§ RECORD EXTRACTS
==================================================
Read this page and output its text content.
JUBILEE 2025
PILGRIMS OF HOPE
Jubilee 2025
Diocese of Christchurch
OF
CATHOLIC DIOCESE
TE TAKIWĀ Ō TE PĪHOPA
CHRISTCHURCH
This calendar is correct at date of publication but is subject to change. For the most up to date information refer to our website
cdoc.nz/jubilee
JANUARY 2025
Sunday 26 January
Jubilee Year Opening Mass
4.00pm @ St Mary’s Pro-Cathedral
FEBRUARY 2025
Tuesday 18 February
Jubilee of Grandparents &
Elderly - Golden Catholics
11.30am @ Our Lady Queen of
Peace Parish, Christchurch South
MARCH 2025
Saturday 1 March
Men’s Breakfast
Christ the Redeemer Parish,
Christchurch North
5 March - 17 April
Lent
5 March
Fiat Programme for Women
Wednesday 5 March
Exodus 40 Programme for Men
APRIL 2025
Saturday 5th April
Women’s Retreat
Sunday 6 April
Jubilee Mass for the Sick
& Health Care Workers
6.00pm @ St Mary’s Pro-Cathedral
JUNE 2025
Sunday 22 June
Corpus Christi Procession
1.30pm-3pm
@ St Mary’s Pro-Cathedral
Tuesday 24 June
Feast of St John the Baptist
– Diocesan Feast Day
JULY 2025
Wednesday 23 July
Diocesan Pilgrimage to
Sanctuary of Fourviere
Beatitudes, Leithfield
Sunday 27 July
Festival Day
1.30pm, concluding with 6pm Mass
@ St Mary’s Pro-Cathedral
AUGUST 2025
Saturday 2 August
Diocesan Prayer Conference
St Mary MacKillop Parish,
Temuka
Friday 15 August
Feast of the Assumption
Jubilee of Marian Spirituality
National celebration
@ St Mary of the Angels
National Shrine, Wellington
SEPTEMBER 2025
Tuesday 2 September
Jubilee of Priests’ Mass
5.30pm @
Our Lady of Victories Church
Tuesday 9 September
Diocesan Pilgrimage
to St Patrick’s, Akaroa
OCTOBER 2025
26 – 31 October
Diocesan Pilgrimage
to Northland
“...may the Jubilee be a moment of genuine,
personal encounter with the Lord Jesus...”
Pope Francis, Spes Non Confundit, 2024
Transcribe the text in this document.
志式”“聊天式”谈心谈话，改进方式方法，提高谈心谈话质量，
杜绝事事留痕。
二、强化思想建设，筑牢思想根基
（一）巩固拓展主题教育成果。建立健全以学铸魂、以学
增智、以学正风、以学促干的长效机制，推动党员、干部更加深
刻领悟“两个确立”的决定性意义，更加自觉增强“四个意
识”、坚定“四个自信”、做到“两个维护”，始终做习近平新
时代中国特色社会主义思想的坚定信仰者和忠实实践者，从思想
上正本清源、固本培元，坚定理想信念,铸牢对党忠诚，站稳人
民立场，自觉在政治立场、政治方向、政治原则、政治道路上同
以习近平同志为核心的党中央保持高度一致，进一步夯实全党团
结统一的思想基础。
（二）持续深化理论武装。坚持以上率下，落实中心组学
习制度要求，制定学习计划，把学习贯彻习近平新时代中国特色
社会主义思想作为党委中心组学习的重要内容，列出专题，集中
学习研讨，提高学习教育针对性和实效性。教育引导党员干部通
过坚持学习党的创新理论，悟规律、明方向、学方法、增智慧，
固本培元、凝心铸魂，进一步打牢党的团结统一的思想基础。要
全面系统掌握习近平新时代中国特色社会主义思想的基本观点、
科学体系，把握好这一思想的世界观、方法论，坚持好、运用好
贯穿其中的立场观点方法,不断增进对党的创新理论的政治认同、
==================================================
§ REQUIRED TASK
Take the line with "Transcribe the text in this document." and all lines after it through the end of the records, and write them out exactly; include nothing else.

§ SOLUTION TO THE PROBLEM
Transcribe the text in this document.
志式”“聊天式”谈心谈话，改进方式方法，提高谈心谈话质量，
杜绝事事留痕。
二、强化思想建设，筑牢思想根基
（一）巩固拓展主题教育成果。建立健全以学铸魂、以学
增智、以学正风、以学促干的长效机制，推动党员、干部更加深
刻领悟“两个确立”的决定性意义，更加自觉增强“四个意
识”、坚定“四个自信”、做到“两个维护”，始终做习近平新
时代中国特色社会主义思想的坚定信仰者和忠实实践者，从思想
上正本清源、固本培元，坚定理想信念,铸牢对党忠诚，站稳人
民立场，自觉在政治立场、政治方向、政治原则、政治道路上同
以习近平同志为核心的党中央保持高度一致，进一步夯实全党团
结统一的思想基础。
（二）持续深化理论武装。坚持以上率下，落实中心组学
习制度要求，制定学习计划，把学习贯彻习近平新时代中国特色
社会主义思想作为党委中心组学习的重要内容，列出专题，集中
学习研讨，提高学习教育针对性和实效性。教育引导党员干部通
过坚持学习党的创新理论，悟规律、明方向、学方法、增智慧，
固本培元、凝心铸魂，进一步打牢党的团结统一的思想基础。要
全面系统掌握习近平新时代中国特色社会主义思想的基本观点、
科学体系，把握好这一思想的世界观、方法论，坚持好、运用好
贯穿其中的立场观点方法,不断增进对党的创新理论的政治认同、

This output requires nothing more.